**Exercise**
Locate and copy all lines bearing the word "structured".

**Working data**
- - -
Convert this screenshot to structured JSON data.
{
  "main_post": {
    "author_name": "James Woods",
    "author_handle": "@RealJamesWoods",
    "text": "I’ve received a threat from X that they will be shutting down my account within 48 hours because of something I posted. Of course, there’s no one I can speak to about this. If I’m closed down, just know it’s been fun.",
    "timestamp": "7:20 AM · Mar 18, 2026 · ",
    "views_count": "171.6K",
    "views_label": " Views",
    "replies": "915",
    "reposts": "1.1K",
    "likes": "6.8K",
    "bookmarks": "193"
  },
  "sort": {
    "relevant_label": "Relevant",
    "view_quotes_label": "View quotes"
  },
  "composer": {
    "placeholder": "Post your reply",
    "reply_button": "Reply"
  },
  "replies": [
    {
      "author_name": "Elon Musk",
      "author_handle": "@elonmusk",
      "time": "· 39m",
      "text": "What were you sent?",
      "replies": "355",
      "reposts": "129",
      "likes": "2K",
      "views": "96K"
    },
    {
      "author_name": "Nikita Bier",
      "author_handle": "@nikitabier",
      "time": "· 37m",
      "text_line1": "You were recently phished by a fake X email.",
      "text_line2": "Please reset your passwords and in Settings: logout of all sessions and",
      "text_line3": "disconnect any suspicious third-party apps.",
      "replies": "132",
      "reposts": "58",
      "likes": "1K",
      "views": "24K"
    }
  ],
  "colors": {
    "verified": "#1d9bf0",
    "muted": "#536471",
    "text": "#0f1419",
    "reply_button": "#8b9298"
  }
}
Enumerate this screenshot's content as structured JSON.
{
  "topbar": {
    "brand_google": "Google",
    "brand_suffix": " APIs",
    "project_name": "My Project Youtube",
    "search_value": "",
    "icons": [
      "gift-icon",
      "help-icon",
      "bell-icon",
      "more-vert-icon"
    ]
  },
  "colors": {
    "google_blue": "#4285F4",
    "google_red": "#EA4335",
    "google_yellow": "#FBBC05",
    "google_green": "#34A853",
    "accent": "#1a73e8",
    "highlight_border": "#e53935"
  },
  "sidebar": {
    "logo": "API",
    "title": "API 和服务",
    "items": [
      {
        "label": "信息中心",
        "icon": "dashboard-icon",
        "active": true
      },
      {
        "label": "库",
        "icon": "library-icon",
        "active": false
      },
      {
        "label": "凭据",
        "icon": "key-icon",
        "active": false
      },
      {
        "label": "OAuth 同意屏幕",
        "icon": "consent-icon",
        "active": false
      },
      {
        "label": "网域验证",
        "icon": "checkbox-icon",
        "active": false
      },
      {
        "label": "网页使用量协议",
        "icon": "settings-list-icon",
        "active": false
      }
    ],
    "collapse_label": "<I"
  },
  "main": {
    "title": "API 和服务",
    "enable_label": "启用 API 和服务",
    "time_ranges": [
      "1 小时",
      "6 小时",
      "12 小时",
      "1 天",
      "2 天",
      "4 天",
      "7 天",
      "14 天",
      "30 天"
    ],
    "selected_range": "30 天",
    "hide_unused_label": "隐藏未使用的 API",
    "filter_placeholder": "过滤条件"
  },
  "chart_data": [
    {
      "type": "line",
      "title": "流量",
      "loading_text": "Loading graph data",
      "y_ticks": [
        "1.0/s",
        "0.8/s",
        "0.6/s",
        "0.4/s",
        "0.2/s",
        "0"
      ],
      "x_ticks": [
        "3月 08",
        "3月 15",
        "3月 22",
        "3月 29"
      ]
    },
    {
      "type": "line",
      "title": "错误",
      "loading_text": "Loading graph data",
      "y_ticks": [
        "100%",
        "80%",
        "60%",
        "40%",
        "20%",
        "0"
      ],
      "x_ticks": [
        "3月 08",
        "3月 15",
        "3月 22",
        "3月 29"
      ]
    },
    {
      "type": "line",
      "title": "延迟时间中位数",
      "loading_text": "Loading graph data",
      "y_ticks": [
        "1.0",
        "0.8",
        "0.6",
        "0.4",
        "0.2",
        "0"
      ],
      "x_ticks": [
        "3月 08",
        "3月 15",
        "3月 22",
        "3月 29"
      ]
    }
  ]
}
- - -
**Task result**
Convert this screenshot to structured JSON data.
Enumerate this screenshot's content as structured JSON.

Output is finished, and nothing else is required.